* WHAT YOU WILL DO *
#1 Answer each question using the passage on the signaling-network simulation model:
(a) Which data are used to validate the simulations?
(b) What range of values can the variable for a node's activity level take, and what do its endpoints denote?
(c) What is the virtual node added upstream of the input nodes an abstraction of?
#2 List everything the passage on the signaling-network simulation model says the generalized logical model is capable of revealing.
#3 Extend the passage on the signaling-network simulation model, beginning after its final sentence.

* EXTRACTED TEXT *
Segment Open
Here, we present a generalized logical model, which is capable of revealing the process of degradation, the sigmoidal biological relationships between molecules and the effects of scheduled perturbations to signaling networks. Compared with SimBoolNet [16] and GINsim [1] (a Boolean network based simulation tool), the proposed simulator can not only predict the stable states of the signal transduction system but also dynamically simulate the effects induced by various timing and ordering of perturbations. The simulations are validated using experimental phosphoproteomics data of breast cancer cells perturbed by different combinations of drug additions [18]. The simulated time-series data of protein activity levels show significant correlations with the real time-course data, thereby demonstrating that the proposed model is able to capture the key features of the signaling pathways.

Methods

Computational model for dynamical simulation

Our model takes a directed graph as the input network to do simulation. In the network, each node denotes a molecular species (e.g., a protein) and each directed edge (u, v) represents signal transduction from node u to node v. One variable with a nonnegative value from 0 (fully inhibited) to 1 (fully activated) is associated with each node to represent the activity level of the protein. The edge weight is also a variable with the value between 0 and 1 to denote the strength of the interaction and a sign (‘+’ or ‘–’) to denote the type of the interaction (i.e., positive means activation and negative blockage). Users can select input nodes and a virtual node is added upstream of all the input nodes. This virtual node is the abstraction of the extracellular environment which is able to generate signals that can stimulate or inhibit the input nodes (e.g., the receptors) of the signaling network. Given random initial activities for all the nodes in the network, their states will be updated synchronously based on their own previous states and the incoming signals from their parent nodes, according to Eq. (1). In this formula, X _t is the activity level of node x at time t, d is a pre-defined parameter denoting the degradation rate of the activated x from time t−1 to t, A _i (or B _j ) is the signals (i.e., the activity level times the edge weight) transmitted from the ith activating (or jth inhibiting) parent node upstream of x; $\left[1-\prod (1-A_i)\right]$ is the overall activating effect generated by all the incoming activating signals and $\prod (1-B_j)$ is the probability that the incoming inhibiting signals do not affect x. Altogether, they act on the inactivated form of x at the (t−1)th iteration (i.e., (1−X _{t −1})). The blocking effect acting on the activated form of x follows the similar logic. Overall, the updated state is defined by the nondegraded part and the newly activated part minus the inhibited part. Given a user-defined number of simulation iterations, the discrete steps are employed to approximate the process that the activity levels of the nodes change over time. Figure 1 shows the workflow of the simulation using the proposed model.
Segment Closed
* PROVIDED INFORMATION *
Segment Open
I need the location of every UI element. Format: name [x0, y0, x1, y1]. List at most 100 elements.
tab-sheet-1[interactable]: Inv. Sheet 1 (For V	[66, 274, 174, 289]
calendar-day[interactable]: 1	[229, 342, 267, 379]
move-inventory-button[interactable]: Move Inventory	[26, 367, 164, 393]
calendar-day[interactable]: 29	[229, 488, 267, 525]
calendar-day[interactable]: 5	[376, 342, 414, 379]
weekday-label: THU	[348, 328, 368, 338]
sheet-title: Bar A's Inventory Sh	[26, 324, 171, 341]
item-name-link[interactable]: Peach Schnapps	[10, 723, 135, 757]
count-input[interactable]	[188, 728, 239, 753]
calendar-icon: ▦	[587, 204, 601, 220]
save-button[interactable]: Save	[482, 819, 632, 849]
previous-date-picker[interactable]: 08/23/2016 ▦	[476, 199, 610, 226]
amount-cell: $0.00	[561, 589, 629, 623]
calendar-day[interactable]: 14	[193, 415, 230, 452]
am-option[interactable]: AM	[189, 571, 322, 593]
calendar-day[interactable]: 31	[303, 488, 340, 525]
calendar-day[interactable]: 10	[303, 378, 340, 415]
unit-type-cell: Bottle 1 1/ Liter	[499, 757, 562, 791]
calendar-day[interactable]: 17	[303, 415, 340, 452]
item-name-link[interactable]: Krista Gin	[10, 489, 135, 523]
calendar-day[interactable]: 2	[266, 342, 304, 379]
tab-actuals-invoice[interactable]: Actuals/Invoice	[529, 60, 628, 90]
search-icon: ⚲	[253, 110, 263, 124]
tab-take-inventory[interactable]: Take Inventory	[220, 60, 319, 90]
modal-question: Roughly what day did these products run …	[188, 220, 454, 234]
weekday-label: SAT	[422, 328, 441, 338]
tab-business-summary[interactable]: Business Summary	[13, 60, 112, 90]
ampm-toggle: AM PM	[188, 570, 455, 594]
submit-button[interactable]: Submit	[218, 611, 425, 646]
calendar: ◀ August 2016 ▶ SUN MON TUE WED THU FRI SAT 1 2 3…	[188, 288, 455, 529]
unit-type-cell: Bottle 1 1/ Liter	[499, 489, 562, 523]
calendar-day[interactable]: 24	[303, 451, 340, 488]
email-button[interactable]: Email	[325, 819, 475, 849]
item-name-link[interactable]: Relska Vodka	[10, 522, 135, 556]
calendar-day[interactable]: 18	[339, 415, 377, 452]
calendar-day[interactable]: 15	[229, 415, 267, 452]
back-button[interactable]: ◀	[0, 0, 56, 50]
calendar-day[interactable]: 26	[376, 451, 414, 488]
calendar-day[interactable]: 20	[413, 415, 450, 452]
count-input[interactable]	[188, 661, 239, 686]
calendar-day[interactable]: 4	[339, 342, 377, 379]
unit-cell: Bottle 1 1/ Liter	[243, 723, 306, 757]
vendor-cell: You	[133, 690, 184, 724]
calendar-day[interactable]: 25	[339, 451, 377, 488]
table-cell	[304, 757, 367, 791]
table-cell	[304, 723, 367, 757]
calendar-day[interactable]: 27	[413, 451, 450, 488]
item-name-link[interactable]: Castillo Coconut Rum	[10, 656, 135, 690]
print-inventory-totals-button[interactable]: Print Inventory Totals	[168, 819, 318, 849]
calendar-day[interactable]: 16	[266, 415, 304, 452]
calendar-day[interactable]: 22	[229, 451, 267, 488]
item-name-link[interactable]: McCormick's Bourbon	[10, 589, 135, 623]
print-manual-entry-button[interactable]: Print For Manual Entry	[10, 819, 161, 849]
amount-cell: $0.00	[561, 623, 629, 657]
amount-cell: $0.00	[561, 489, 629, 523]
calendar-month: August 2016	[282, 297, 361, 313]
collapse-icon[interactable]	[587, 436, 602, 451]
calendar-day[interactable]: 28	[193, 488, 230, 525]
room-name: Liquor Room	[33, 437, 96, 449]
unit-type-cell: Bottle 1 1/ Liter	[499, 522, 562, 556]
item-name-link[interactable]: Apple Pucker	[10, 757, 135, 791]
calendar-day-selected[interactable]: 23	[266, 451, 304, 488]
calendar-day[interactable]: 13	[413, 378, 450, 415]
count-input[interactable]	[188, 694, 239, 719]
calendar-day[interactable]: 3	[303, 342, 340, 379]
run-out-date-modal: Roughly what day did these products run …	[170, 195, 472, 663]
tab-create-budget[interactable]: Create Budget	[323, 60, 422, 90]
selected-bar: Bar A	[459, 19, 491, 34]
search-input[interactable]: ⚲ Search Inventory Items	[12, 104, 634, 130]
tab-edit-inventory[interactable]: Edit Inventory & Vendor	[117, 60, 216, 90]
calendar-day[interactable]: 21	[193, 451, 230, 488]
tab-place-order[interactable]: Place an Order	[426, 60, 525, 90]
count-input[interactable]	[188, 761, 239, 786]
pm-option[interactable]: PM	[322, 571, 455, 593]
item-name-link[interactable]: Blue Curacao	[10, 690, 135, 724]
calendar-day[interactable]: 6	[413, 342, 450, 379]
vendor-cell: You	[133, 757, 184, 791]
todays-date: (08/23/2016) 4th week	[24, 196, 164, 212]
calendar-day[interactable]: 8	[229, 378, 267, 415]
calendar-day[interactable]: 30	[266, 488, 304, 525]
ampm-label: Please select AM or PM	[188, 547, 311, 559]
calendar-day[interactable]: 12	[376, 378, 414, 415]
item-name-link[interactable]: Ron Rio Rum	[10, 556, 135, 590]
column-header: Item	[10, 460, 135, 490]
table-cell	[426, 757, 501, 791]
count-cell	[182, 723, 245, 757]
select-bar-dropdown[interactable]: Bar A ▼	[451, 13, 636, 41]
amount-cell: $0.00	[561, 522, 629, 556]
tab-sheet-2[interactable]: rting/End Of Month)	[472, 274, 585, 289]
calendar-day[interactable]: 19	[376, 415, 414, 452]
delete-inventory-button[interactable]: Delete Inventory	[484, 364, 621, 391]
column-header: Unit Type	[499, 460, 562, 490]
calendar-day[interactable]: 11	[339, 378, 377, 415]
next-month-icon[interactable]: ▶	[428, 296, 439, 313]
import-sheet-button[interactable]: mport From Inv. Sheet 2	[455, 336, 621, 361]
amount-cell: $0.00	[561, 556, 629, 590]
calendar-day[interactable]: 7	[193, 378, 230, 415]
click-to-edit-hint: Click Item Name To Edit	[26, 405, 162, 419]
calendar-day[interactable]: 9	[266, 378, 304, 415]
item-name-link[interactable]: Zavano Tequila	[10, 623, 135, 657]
Segment Closed
* RESPONSES *
#1
(a) Experimental phosphoproteomics data of breast cancer cells perturbed by different combinations of drug additions.
(b) It takes a nonnegative value from 0 to 1, where 0 means fully inhibited and 1 means fully activated.
(c) The extracellular environment.

#2
- The process of degradation
- The sigmoidal biological relationships between molecules
- The effects of scheduled perturbations to signaling networks

#3
$$\begin{array}{cc}{X}_t& =(1-d)\times X_{t-1}+\left[1-\prod (1-A_i)\right]\times \prod (1-B_j)\\ \times (1-X_{t-1})-\prod (1-A_i)\times \left[1-\prod (1-B_j)\right]\times X_{t-1}\end{array}$$

(1)

Fig. 1

The workflow of simulation using the proposed model. The activity level of X is calculated based on its own previous activity with a degradation rate, and the activation and inhibition effects produced by the signals transmitted from its parent nodes

It is suggested that cells respond to external perturbations through a time–dependent (e.g., the schedule and duration of drug addition) process [18]. Wet–lab experiments have shown that different ordering and timing of drug additions have significantly different drug effects, such as inducing specific alterations of signaling pathways [10], [19], [20] and showing different efficiencies in killing cancer cells [18]. However, most existing simulation tools are not able to accommodate the time-staggered design of drug treatments in biological experiments. Therefore, our model introduces time-staggered perturbations to explore the effects of not only dosage, but also the schedule and duration of the perturbations to cellular systems with a knowledge-based model. The timing and the order of drug additions can be specified by users as parameters. For example, the drug can start to affect its target at the kth simulation iteration with a user-defined k. The target, input level, type of interaction (stimulation or inhibition) and schedule of the perturbations can all be specified according to user’s design of experiment.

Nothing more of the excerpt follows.